* Records supplied *
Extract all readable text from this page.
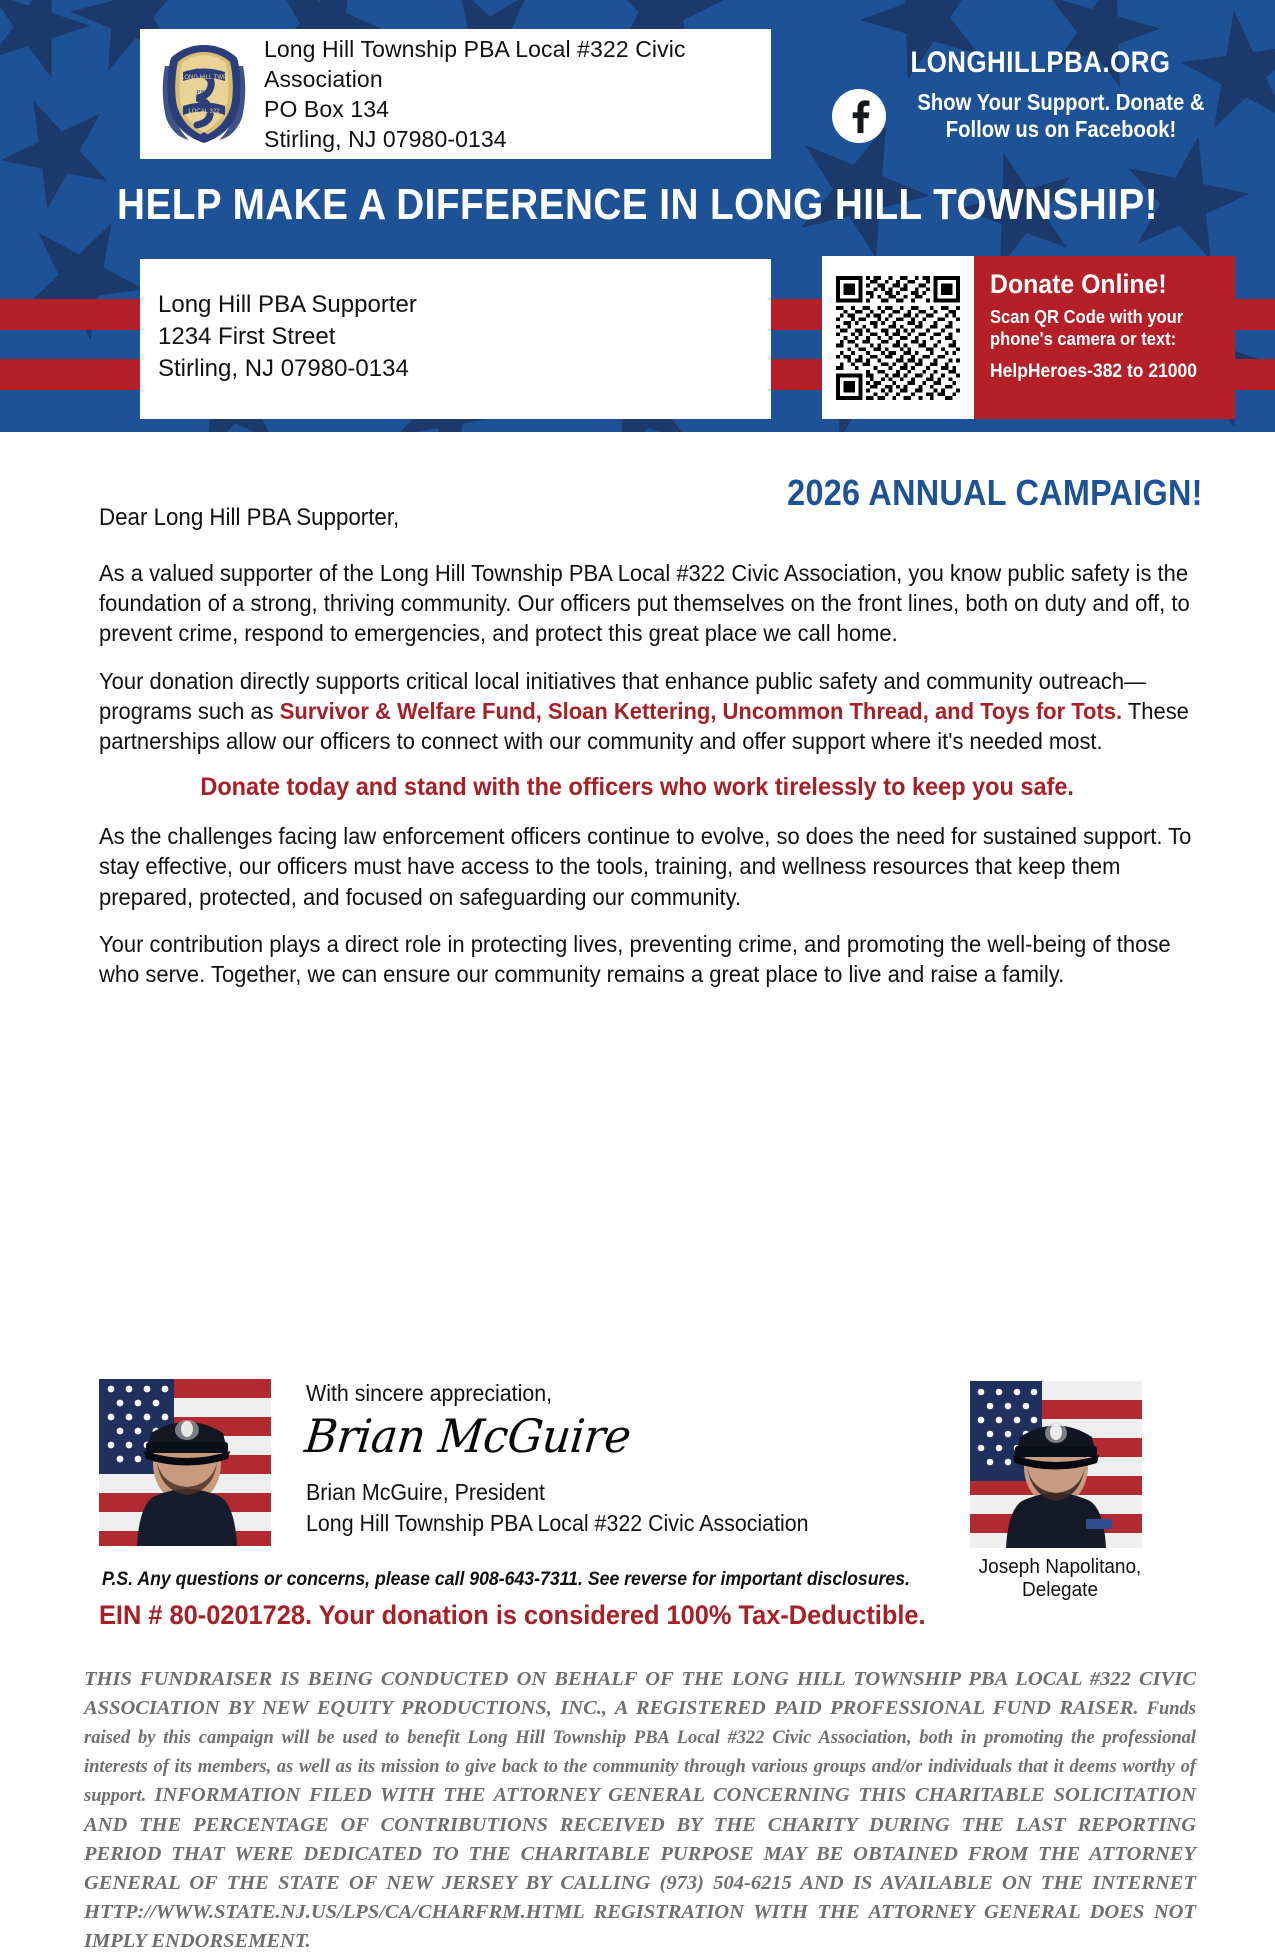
LONG HILL TWP
P.B.A.
LOCAL 322
Long Hill Township PBA Local #322 Civic
Association
PO Box 134
Stirling, NJ 07980-0134
LONGHILLPBA.ORG
Show Your Support. Donate &
Follow us on Facebook!
HELP MAKE A DIFFERENCE IN LONG HILL TOWNSHIP!
Long Hill PBA Supporter
1234 First Street
Stirling, NJ 07980-0134
Donate Online!
Scan QR Code with your
phone's camera or text:
HelpHeroes-382 to 21000
2026 ANNUAL CAMPAIGN!
Dear Long Hill PBA Supporter,

As a valued supporter of the Long Hill Township PBA Local #322 Civic Association, you know public safety is the foundation of a strong, thriving community. Our officers put themselves on the front lines, both on duty and off, to prevent crime, respond to emergencies, and protect this great place we call home.

Your donation directly supports critical local initiatives that enhance public safety and community outreach—programs such as Survivor & Welfare Fund, Sloan Kettering, Uncommon Thread, and Toys for Tots. These partnerships allow our officers to connect with our community and offer support where it's needed most.

Donate today and stand with the officers who work tirelessly to keep you safe.

As the challenges facing law enforcement officers continue to evolve, so does the need for sustained support. To stay effective, our officers must have access to the tools, training, and wellness resources that keep them prepared, protected, and focused on safeguarding our community.

Your contribution plays a direct role in protecting lives, preventing crime, and promoting the well-being of those who serve. Together, we can ensure our community remains a great place to live and raise a family.

Joseph Napolitano, Delegate
With sincere appreciation,
Brian McGuire
Brian McGuire, President
Long Hill Township PBA Local #322 Civic Association
P.S. Any questions or concerns, please call 908-643-7311. See reverse for important disclosures.
EIN # 80-0201728. Your donation is considered 100% Tax-Deductible.
THIS FUNDRAISER IS BEING CONDUCTED ON BEHALF OF THE LONG HILL TOWNSHIP PBA LOCAL #322 CIVIC ASSOCIATION BY NEW EQUITY PRODUCTIONS, INC., A REGISTERED PAID PROFESSIONAL FUND RAISER. Funds raised by this campaign will be used to benefit Long Hill Township PBA Local #322 Civic Association, both in promoting the professional interests of its members, as well as its mission to give back to the community through various groups and/or individuals that it deems worthy of support. INFORMATION FILED WITH THE ATTORNEY GENERAL CONCERNING THIS CHARITABLE SOLICITATION AND THE PERCENTAGE OF CONTRIBUTIONS RECEIVED BY THE CHARITY DURING THE LAST REPORTING PERIOD THAT WERE DEDICATED TO THE CHARITABLE PURPOSE MAY BE OBTAINED FROM THE ATTORNEY GENERAL OF THE STATE OF NEW JERSEY BY CALLING (973) 504-6215 AND IS AVAILABLE ON THE INTERNET HTTP://WWW.STATE.NJ.US/LPS/CA/CHARFRM.HTML REGISTRATION WITH THE ATTORNEY GENERAL DOES NOT IMPLY ENDORSEMENT.
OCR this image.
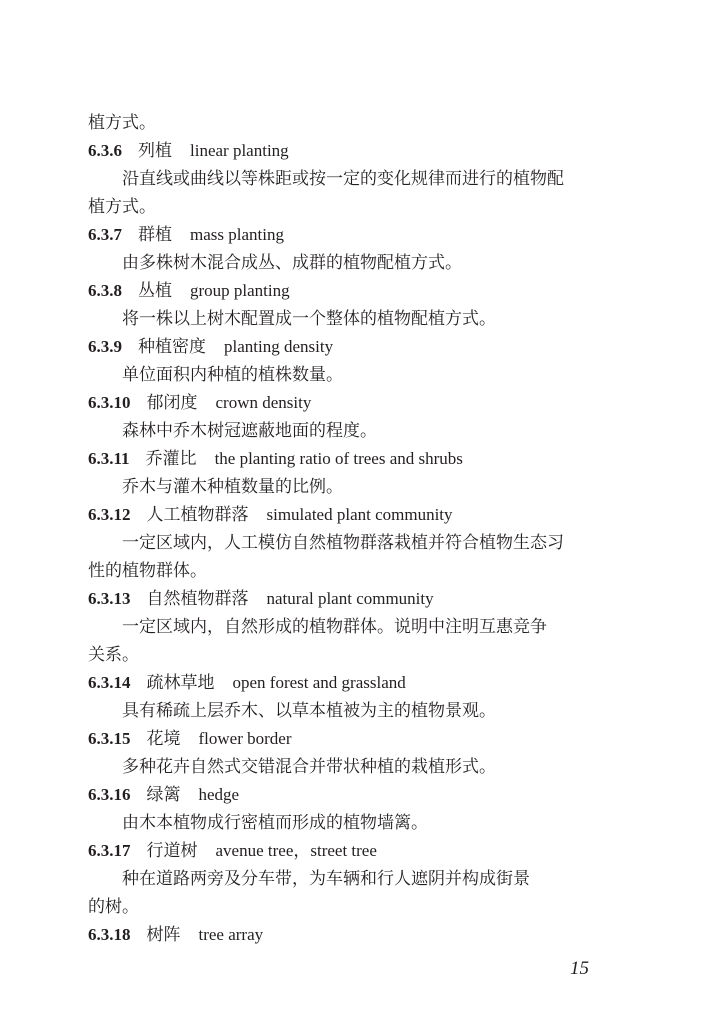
植方式。
6.3.6 列植 linear planting
沿直线或曲线以等株距或按一定的变化规律而进行的植物配
植方式。
6.3.7 群植 mass planting
由多株树木混合成丛、成群的植物配植方式。
6.3.8 丛植 group planting
将一株以上树木配置成一个整体的植物配植方式。
6.3.9 种植密度 planting density
单位面积内种植的植株数量。
6.3.10 郁闭度 crown density
森林中乔木树冠遮蔽地面的程度。
6.3.11 乔灌比 the planting ratio of trees and shrubs
乔木与灌木种植数量的比例。
6.3.12 人工植物群落 simulated plant community
一定区域内，人工模仿自然植物群落栽植并符合植物生态习
性的植物群体。
6.3.13 自然植物群落 natural plant community
一定区域内，自然形成的植物群体。说明中注明互惠竞争
关系。
6.3.14 疏林草地 open forest and grassland
具有稀疏上层乔木、以草本植被为主的植物景观。
6.3.15 花境 flower border
多种花卉自然式交错混合并带状种植的栽植形式。
6.3.16 绿篱 hedge
由木本植物成行密植而形成的植物墙篱。
6.3.17 行道树 avenue tree，street tree
种在道路两旁及分车带，为车辆和行人遮阴并构成街景
的树。
6.3.18 树阵 tree array
15
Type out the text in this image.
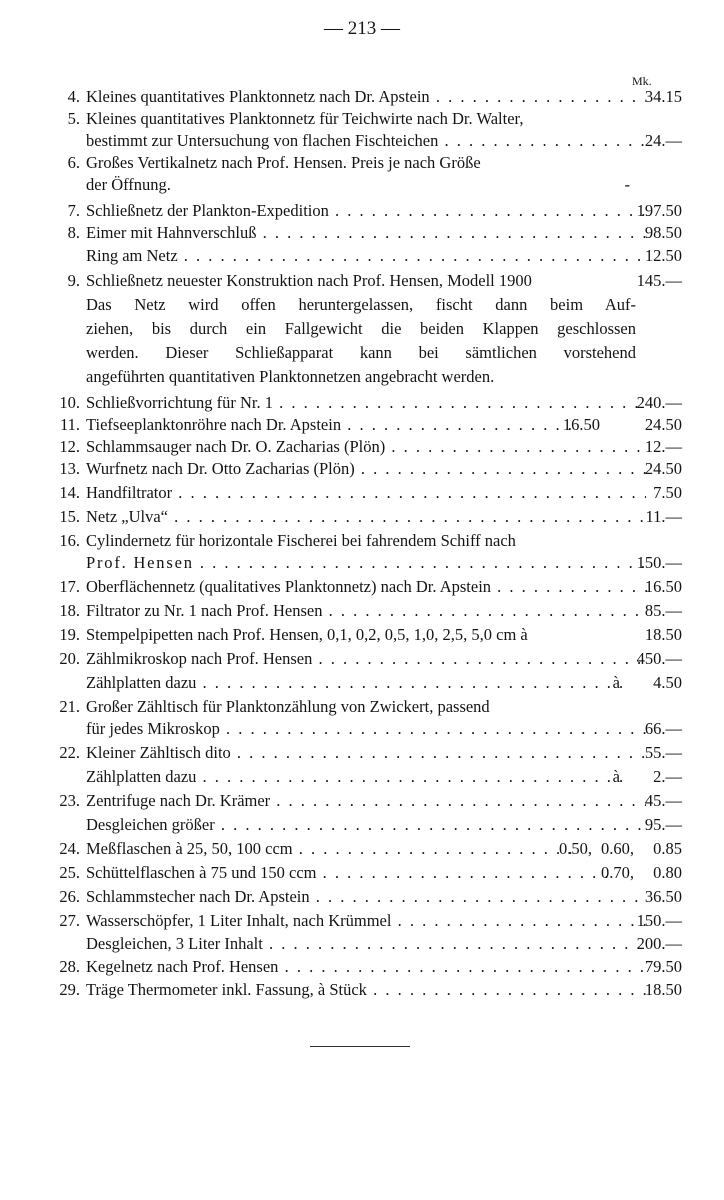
— 213 —
Mk.
4. Kleines quantitatives Planktonnetz nach Dr. Apstein . . .	34.15
5. Kleines quantitatives Planktonnetz für Teichwirte nach Dr. Walter,
bestimmt zur Untersuchung von flachen Fischteichen . . .	24.—
6. Großes Vertikalnetz nach Prof. Hensen. Preis je nach Größe
der Öffnung.	-
7. Schließnetz der Plankton-Expedition . . .	197.50
8. Eimer mit Hahnverschluß . . .	98.50
Ring am Netz . . .	12.50
9. Schließnetz neuester Konstruktion nach Prof. Hensen, Modell 1900	145.—
Das Netz wird offen heruntergelassen, fischt dann beim Auf-
ziehen, bis durch ein Fallgewicht die beiden Klappen geschlossen
werden. Dieser Schließapparat kann bei sämtlichen vorstehend
angeführten quantitativen Planktonnetzen angebracht werden.
10. Schließvorrichtung für Nr. 1 . . .	240.—
11. Tiefseeplanktonröhre nach Dr. Apstein . . .	16.50	24.50
12. Schlammsauger nach Dr. O. Zacharias (Plön) . . .	12.—
13. Wurfnetz nach Dr. Otto Zacharias (Plön) . . .	24.50
14. Handfiltrator . . .	7.50
15. Netz „Ulva“ . . .	11.—
16. Cylindernetz für horizontale Fischerei bei fahrendem Schiff nach
Prof. Hensen . . .	150.—
17. Oberflächennetz (qualitatives Planktonnetz) nach Dr. Apstein . . .	16.50
18. Filtrator zu Nr. 1 nach Prof. Hensen . . .	85.—
19. Stempelpipetten nach Prof. Hensen, 0,1, 0,2, 0,5, 1,0, 2,5, 5,0 cm à	18.50
20. Zählmikroskop nach Prof. Hensen . . .	450.—
Zählplatten dazu . . .	à 4.50
21. Großer Zähltisch für Planktonzählung von Zwickert, passend
für jedes Mikroskop . . .	66.—
22. Kleiner Zähltisch dito . . .	55.—
Zählplatten dazu . . .	à 2.—
23. Zentrifuge nach Dr. Krämer . . .	45.—
Desgleichen größer . . .	95.—
24. Meßflaschen à 25, 50, 100 ccm . . .	0.50, 0.60, 0.85
25. Schüttelflaschen à 75 und 150 ccm . . .	0.70, 0.80
26. Schlammstecher nach Dr. Apstein . . .	36.50
27. Wasserschöpfer, 1 Liter Inhalt, nach Krümmel . . .	150.—
Desgleichen, 3 Liter Inhalt . . .	200.—
28. Kegelnetz nach Prof. Hensen . . .	79.50
29. Träge Thermometer inkl. Fassung, à Stück . . .	18.50
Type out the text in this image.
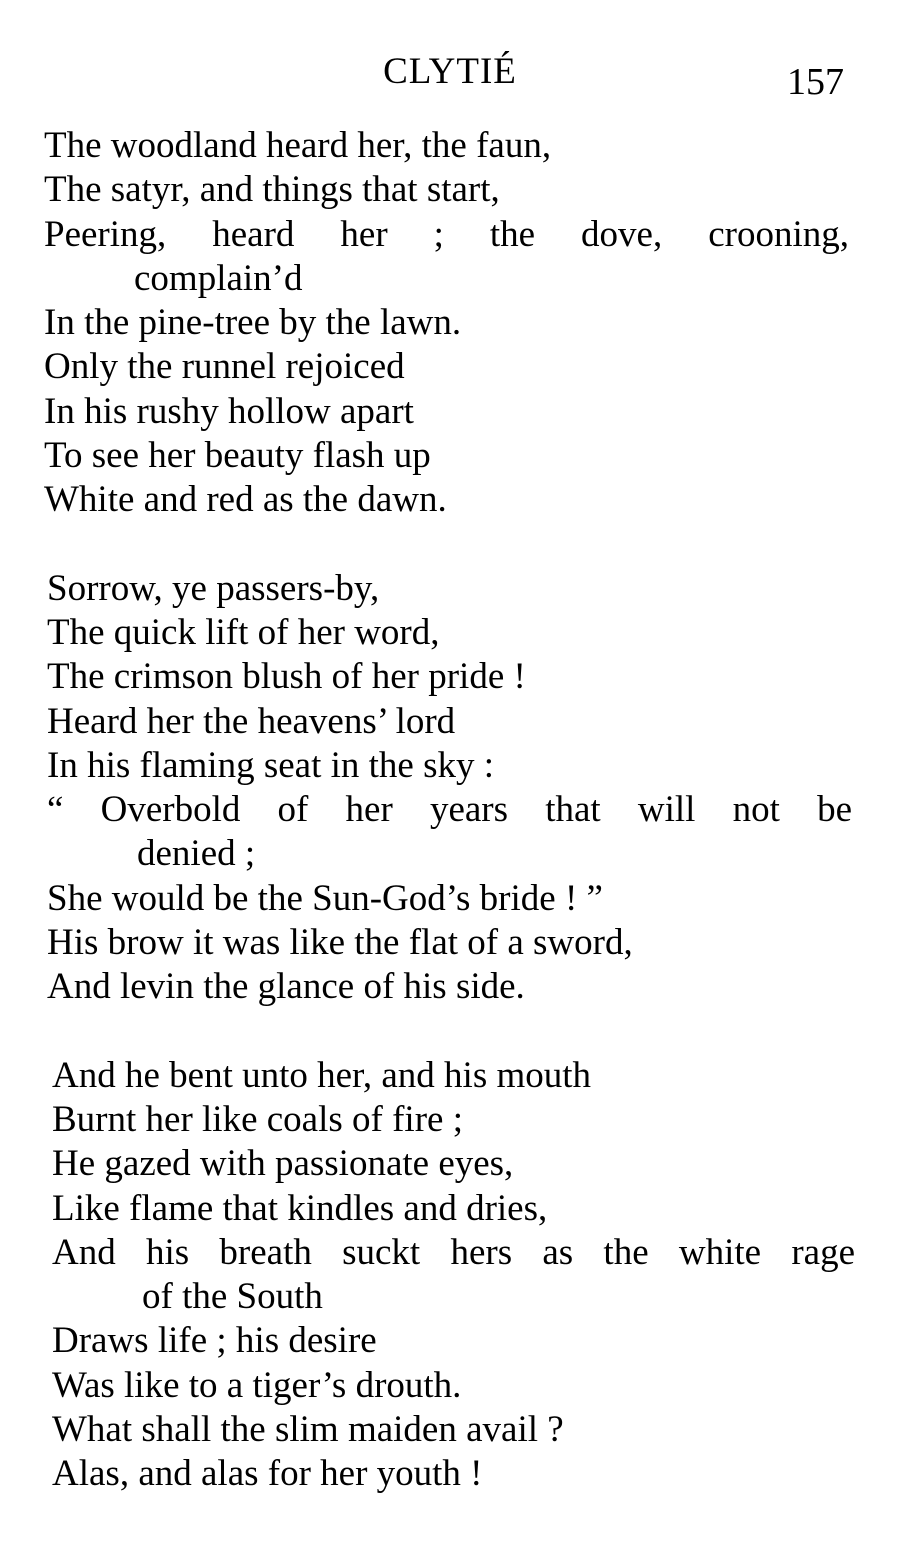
CLYTIÉ	157
The woodland heard her, the faun,
The satyr, and things that start,
Peering, heard her ; the dove, crooning,
complain’d
In the pine-tree by the lawn.
Only the runnel rejoiced
In his rushy hollow apart
To see her beauty flash up
White and red as the dawn.
Sorrow, ye passers-by,
The quick lift of her word,
The crimson blush of her pride !
Heard her the heavens’ lord
In his flaming seat in the sky :
“ Overbold of her years that will not be
denied ;
She would be the Sun-God’s bride ! ”
His brow it was like the flat of a sword,
And levin the glance of his side.
And he bent unto her, and his mouth
Burnt her like coals of fire ;
He gazed with passionate eyes,
Like flame that kindles and dries,
And his breath suckt hers as the white rage
of the South
Draws life ; his desire
Was like to a tiger’s drouth.
What shall the slim maiden avail ?
Alas, and alas for her youth !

* Problem description *
Find how many lines of the material carry the string "Liter". Only the number should be in the answer.

* Answer *
2